LISTING:

****

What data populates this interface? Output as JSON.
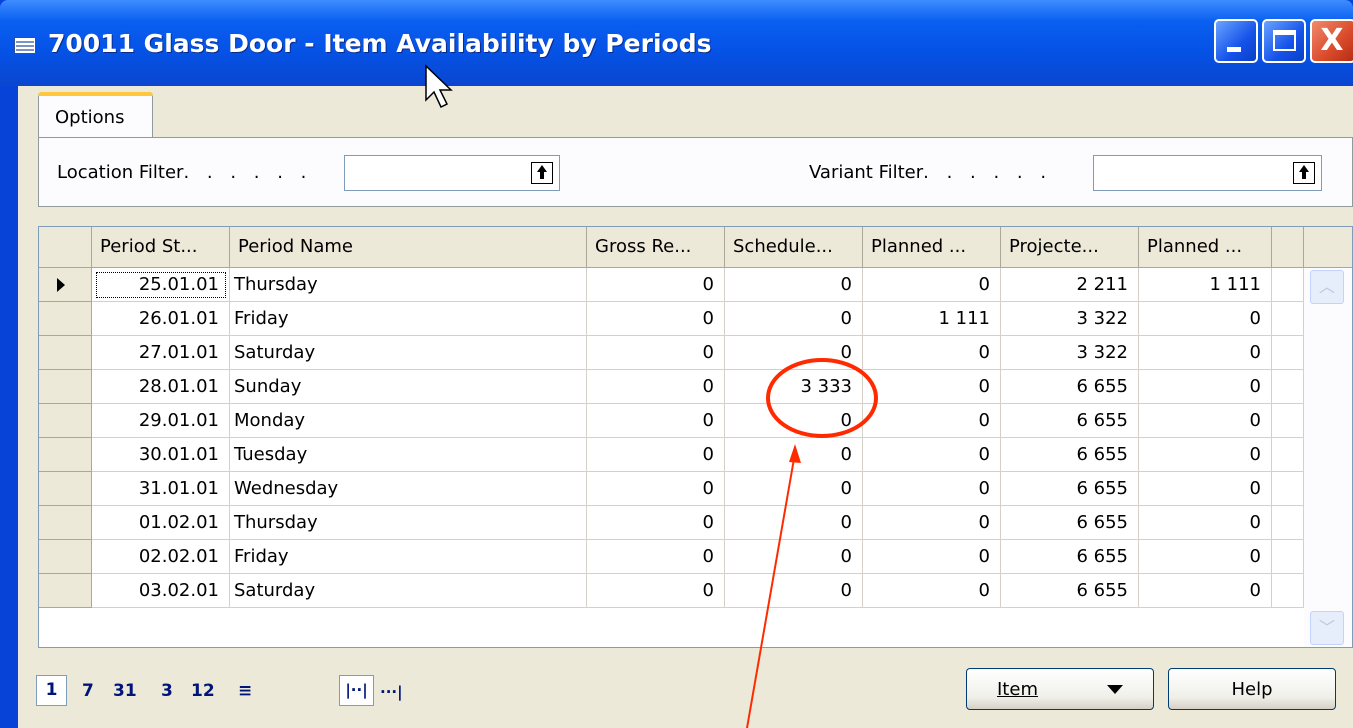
{
  "window": {
    "title": "70011 Glass Door - Item Availability by Periods",
    "close_glyph": "X"
  },
  "options_tab": {
    "label": "Options"
  },
  "filters": {
    "location_label": "Location Filter",
    "location_dots": ". . . . . .",
    "location_value": "",
    "variant_label": "Variant Filter",
    "variant_dots": ". . . . . .",
    "variant_value": ""
  },
  "grid": {
    "columns": [
      "Period St...",
      "Period Name",
      "Gross Re...",
      "Schedule...",
      "Planned ...",
      "Projecte...",
      "Planned ..."
    ],
    "rows": [
      {
        "period_start": "25.01.01",
        "period_name": "Thursday",
        "gross": "0",
        "scheduled": "0",
        "planned_rcpt": "0",
        "projected": "2 211",
        "planned_rel": "1 111",
        "current": true
      },
      {
        "period_start": "26.01.01",
        "period_name": "Friday",
        "gross": "0",
        "scheduled": "0",
        "planned_rcpt": "1 111",
        "projected": "3 322",
        "planned_rel": "0"
      },
      {
        "period_start": "27.01.01",
        "period_name": "Saturday",
        "gross": "0",
        "scheduled": "0",
        "planned_rcpt": "0",
        "projected": "3 322",
        "planned_rel": "0"
      },
      {
        "period_start": "28.01.01",
        "period_name": "Sunday",
        "gross": "0",
        "scheduled": "3 333",
        "planned_rcpt": "0",
        "projected": "6 655",
        "planned_rel": "0"
      },
      {
        "period_start": "29.01.01",
        "period_name": "Monday",
        "gross": "0",
        "scheduled": "0",
        "planned_rcpt": "0",
        "projected": "6 655",
        "planned_rel": "0"
      },
      {
        "period_start": "30.01.01",
        "period_name": "Tuesday",
        "gross": "0",
        "scheduled": "0",
        "planned_rcpt": "0",
        "projected": "6 655",
        "planned_rel": "0"
      },
      {
        "period_start": "31.01.01",
        "period_name": "Wednesday",
        "gross": "0",
        "scheduled": "0",
        "planned_rcpt": "0",
        "projected": "6 655",
        "planned_rel": "0"
      },
      {
        "period_start": "01.02.01",
        "period_name": "Thursday",
        "gross": "0",
        "scheduled": "0",
        "planned_rcpt": "0",
        "projected": "6 655",
        "planned_rel": "0"
      },
      {
        "period_start": "02.02.01",
        "period_name": "Friday",
        "gross": "0",
        "scheduled": "0",
        "planned_rcpt": "0",
        "projected": "6 655",
        "planned_rel": "0"
      },
      {
        "period_start": "03.02.01",
        "period_name": "Saturday",
        "gross": "0",
        "scheduled": "0",
        "planned_rcpt": "0",
        "projected": "6 655",
        "planned_rel": "0"
      }
    ]
  },
  "period_buttons": {
    "day": "1",
    "week": "7",
    "month": "31",
    "quarter": "3",
    "year": "12",
    "period": "≡",
    "net_change": "|··|",
    "balance_at_date": "···|"
  },
  "buttons": {
    "item": "Item",
    "help": "Help"
  },
  "colors": {
    "titlebar": "#0552e6",
    "annotation": "#ff2a00"
  }
}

****

EXERCISE PROMPT:
Collect, from the material above, every line containing the word "Item".

ANSWER IN FULL:
    "title": "70011 Glass Door - Item Availability by Periods",
    "item": "Item",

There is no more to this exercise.